§ ROWS

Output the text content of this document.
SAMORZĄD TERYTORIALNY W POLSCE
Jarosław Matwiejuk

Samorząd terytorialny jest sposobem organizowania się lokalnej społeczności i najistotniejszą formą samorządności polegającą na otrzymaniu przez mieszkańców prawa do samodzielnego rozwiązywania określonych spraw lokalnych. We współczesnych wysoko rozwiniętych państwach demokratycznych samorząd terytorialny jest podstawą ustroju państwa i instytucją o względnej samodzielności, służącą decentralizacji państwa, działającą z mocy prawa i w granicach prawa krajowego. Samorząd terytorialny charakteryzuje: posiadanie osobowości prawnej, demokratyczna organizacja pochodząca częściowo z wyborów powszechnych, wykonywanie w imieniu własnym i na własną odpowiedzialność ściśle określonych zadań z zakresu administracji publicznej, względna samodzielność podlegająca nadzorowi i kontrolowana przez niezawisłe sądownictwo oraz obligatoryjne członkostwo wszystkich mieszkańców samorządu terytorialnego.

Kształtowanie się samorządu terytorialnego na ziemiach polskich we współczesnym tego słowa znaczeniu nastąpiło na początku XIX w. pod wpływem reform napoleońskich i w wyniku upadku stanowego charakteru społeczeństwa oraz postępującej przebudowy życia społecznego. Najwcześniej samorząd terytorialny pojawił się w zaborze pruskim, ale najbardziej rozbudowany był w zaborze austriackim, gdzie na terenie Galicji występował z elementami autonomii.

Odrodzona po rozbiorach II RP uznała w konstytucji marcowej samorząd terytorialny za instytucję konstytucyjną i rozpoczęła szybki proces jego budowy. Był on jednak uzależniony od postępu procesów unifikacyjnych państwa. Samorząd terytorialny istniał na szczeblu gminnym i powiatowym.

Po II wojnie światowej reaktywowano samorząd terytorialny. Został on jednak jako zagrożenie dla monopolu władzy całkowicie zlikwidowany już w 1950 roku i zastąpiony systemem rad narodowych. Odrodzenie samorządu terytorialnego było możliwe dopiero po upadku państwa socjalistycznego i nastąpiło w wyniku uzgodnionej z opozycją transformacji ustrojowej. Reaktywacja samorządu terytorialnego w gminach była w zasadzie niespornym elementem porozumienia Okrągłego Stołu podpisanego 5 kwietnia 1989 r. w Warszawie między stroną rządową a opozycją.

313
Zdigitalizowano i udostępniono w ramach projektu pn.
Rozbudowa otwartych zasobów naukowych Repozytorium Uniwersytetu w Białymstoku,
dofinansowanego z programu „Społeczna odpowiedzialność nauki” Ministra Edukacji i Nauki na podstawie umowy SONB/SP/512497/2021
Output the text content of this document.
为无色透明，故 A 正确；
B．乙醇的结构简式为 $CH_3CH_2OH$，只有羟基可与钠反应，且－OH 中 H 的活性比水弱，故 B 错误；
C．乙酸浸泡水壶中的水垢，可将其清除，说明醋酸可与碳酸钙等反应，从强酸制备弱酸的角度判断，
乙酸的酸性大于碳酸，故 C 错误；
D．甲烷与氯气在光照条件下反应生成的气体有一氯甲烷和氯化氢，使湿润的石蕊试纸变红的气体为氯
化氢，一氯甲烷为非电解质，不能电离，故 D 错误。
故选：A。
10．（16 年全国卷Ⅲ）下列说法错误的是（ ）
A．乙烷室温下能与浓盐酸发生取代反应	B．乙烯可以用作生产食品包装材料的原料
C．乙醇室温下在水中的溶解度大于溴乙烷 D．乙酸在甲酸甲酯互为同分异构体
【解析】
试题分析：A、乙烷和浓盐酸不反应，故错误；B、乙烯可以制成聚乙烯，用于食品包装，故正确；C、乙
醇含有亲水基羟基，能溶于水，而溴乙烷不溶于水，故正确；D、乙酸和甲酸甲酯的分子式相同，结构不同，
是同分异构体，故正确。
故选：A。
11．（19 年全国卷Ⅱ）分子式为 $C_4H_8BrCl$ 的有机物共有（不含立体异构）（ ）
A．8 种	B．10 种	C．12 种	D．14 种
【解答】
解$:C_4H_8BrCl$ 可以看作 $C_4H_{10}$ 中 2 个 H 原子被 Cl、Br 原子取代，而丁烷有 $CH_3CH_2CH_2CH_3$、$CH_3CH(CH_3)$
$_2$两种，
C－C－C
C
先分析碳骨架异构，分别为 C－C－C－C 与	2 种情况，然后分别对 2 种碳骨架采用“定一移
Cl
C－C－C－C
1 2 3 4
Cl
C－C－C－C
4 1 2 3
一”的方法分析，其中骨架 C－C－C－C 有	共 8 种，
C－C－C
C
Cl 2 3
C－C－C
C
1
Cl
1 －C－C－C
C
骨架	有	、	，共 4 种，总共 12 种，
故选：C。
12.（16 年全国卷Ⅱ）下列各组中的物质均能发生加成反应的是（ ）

§ TO DO
Extract every line above containing the word "jednak".

§ TASK RESPONSE
Odrodzona po rozbiorach II RP uznała w konstytucji marcowej samorząd terytorialny za instytucję konstytucyjną i rozpoczęła szybki proces jego budowy. Był on jednak uzależniony od postępu procesów unifikacyjnych państwa. Samorząd terytorialny istniał na szczeblu gminnym i powiatowym.
Po II wojnie światowej reaktywowano samorząd terytorialny. Został on jednak jako zagrożenie dla monopolu władzy całkowicie zlikwidowany już w 1950 roku i zastąpiony systemem rad narodowych. Odrodzenie samorządu terytorialnego było możliwe dopiero po upadku państwa socjalistycznego i nastąpiło w wyniku uzgodnionej z opozycją transformacji ustrojowej. Reaktywacja samorządu terytorialnego w gminach była w zasadzie niespornym elementem porozumienia Okrągłego Stołu podpisanego 5 kwietnia 1989 r. w Warszawie między stroną rządową a opozycją.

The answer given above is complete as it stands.